**Aim of the exercise:** Convert everything from the first row down to and including the line containing "246, 68, 364]" into a numbered list, omitting any blank lines.

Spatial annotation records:

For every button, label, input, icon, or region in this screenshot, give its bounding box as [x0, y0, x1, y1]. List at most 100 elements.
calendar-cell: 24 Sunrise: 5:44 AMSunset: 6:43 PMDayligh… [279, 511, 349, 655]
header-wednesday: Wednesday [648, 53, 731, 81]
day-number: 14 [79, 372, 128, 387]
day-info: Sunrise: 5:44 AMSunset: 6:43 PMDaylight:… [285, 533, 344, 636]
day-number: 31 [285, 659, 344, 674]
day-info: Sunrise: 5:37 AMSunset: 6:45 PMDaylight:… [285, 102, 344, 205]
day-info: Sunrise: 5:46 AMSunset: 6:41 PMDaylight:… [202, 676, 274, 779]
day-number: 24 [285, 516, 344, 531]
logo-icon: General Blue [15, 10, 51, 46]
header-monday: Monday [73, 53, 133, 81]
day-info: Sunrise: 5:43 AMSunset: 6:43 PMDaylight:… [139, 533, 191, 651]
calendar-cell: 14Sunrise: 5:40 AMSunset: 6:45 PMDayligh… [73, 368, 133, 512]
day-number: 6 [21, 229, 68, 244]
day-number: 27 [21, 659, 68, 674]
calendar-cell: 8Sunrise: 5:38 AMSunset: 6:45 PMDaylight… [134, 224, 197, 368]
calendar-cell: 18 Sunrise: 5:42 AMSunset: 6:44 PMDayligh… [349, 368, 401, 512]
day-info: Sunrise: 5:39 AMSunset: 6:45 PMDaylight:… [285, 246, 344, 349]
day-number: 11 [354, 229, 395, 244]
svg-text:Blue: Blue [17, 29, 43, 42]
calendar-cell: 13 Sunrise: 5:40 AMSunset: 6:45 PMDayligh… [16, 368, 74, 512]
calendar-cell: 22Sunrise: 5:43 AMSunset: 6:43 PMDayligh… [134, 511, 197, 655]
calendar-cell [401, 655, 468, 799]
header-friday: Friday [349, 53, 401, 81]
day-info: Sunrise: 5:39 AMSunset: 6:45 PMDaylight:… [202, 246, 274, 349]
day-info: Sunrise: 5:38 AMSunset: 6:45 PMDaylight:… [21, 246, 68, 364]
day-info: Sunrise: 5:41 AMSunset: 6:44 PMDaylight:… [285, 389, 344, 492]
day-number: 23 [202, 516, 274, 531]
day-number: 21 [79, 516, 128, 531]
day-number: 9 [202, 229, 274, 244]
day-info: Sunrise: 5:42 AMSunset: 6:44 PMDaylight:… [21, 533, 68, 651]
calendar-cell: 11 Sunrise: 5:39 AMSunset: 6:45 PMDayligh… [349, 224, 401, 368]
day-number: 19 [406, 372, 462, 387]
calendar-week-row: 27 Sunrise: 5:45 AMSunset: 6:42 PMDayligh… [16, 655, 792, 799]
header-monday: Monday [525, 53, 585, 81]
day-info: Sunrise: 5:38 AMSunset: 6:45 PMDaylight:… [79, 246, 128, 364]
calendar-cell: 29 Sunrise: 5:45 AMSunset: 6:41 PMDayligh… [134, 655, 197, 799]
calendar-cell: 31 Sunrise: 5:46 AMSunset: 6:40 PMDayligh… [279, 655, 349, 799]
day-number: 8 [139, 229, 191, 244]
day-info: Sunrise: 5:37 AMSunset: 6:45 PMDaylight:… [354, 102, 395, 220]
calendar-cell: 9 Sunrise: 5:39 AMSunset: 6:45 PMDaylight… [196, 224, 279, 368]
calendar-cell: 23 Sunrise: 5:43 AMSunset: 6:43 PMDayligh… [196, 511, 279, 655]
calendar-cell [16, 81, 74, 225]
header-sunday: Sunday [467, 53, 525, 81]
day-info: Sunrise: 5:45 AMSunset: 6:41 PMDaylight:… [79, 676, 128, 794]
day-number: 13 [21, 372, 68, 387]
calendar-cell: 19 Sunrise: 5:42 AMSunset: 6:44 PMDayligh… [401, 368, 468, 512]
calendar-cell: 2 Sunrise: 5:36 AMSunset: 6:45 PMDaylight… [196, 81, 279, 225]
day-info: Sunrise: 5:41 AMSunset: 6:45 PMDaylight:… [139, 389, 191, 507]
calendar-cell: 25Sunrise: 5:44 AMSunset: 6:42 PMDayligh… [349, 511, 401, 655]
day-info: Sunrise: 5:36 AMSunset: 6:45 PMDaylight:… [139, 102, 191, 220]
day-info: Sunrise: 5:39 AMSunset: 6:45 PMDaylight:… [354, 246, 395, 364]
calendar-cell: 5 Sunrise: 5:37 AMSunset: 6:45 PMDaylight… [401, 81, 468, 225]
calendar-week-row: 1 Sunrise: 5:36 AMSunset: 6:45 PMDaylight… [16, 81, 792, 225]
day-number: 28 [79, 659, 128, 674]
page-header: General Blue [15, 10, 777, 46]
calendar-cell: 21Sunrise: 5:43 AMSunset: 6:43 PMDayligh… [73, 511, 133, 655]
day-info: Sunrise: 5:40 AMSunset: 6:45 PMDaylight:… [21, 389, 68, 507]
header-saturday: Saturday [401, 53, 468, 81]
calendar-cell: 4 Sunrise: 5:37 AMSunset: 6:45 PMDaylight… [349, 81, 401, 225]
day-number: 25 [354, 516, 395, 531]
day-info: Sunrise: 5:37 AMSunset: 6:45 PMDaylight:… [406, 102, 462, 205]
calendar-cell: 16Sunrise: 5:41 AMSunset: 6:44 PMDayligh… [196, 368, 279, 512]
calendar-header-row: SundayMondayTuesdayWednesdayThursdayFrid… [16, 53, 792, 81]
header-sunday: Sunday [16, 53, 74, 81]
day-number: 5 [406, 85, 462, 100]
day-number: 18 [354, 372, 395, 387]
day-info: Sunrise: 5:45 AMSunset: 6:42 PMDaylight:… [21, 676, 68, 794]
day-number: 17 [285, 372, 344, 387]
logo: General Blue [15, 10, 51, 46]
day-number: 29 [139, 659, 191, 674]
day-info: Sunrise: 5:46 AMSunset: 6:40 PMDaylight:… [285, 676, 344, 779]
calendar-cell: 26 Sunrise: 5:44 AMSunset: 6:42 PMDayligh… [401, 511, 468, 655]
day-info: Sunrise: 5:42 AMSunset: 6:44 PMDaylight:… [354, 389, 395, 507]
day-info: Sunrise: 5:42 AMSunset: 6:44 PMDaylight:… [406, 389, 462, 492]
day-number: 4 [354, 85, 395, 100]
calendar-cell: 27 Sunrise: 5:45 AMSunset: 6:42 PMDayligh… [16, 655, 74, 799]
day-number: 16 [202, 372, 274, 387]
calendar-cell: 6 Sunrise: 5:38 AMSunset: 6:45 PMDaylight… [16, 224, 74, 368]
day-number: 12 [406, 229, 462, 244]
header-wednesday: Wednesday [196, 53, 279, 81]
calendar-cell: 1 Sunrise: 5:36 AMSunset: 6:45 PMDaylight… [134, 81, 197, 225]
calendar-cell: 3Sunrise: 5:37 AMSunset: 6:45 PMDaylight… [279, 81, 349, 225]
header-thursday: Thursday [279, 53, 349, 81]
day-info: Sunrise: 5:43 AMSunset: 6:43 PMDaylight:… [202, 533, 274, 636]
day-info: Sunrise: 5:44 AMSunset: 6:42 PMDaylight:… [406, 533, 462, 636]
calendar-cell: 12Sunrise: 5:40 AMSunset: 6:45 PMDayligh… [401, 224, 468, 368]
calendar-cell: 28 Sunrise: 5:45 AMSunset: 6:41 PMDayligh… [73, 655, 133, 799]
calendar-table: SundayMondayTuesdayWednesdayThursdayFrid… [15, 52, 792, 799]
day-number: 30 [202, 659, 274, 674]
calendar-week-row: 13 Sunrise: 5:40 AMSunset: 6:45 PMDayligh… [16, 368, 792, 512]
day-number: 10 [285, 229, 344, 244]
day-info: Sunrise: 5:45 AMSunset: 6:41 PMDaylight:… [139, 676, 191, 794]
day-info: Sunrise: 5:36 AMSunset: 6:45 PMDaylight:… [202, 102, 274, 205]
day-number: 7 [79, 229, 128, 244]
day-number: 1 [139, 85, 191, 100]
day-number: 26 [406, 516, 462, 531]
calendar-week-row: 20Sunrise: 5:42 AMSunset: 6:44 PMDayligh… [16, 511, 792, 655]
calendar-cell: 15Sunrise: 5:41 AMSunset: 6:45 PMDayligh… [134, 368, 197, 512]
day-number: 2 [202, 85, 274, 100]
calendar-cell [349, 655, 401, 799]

**Output:**
1. For every button, label, input, icon, or region in this screenshot, give its bounding box as [x0, y0, x1, y1]. List at most 100 elements.
2. calendar-cell: 24 Sunrise: 5:44 AMSunset: 6:43 PMDayligh… [279, 511, 349, 655]
3. header-wednesday: Wednesday [648, 53, 731, 81]
4. day-number: 14 [79, 372, 128, 387]
5. day-info: Sunrise: 5:44 AMSunset: 6:43 PMDaylight:… [285, 533, 344, 636]
6. day-number: 31 [285, 659, 344, 674]
7. day-info: Sunrise: 5:37 AMSunset: 6:45 PMDaylight:… [285, 102, 344, 205]
8. day-info: Sunrise: 5:46 AMSunset: 6:41 PMDaylight:… [202, 676, 274, 779]
9. day-number: 24 [285, 516, 344, 531]
10. logo-icon: General Blue [15, 10, 51, 46]
11. header-monday: Monday [73, 53, 133, 81]
12. day-info: Sunrise: 5:43 AMSunset: 6:43 PMDaylight:… [139, 533, 191, 651]
13. calendar-cell: 14Sunrise: 5:40 AMSunset: 6:45 PMDayligh… [73, 368, 133, 512]
14. day-number: 6 [21, 229, 68, 244]
15. day-number: 27 [21, 659, 68, 674]
16. calendar-cell: 8Sunrise: 5:38 AMSunset: 6:45 PMDaylight… [134, 224, 197, 368]
17. calendar-cell: 18 Sunrise: 5:42 AMSunset: 6:44 PMDayligh… [349, 368, 401, 512]
18. day-info: Sunrise: 5:39 AMSunset: 6:45 PMDaylight:… [285, 246, 344, 349]
19. day-number: 11 [354, 229, 395, 244]
20. svg-text:Blue: Blue [17, 29, 43, 42]
21. calendar-cell: 13 Sunrise: 5:40 AMSunset: 6:45 PMDayligh… [16, 368, 74, 512]
22. calendar-cell: 22Sunrise: 5:43 AMSunset: 6:43 PMDayligh… [134, 511, 197, 655]
23. calendar-cell [401, 655, 468, 799]
24. header-friday: Friday [349, 53, 401, 81]
25. day-info: Sunrise: 5:39 AMSunset: 6:45 PMDaylight:… [202, 246, 274, 349]
26. day-info: Sunrise: 5:38 AMSunset: 6:45 PMDaylight:… [21, 246, 68, 364]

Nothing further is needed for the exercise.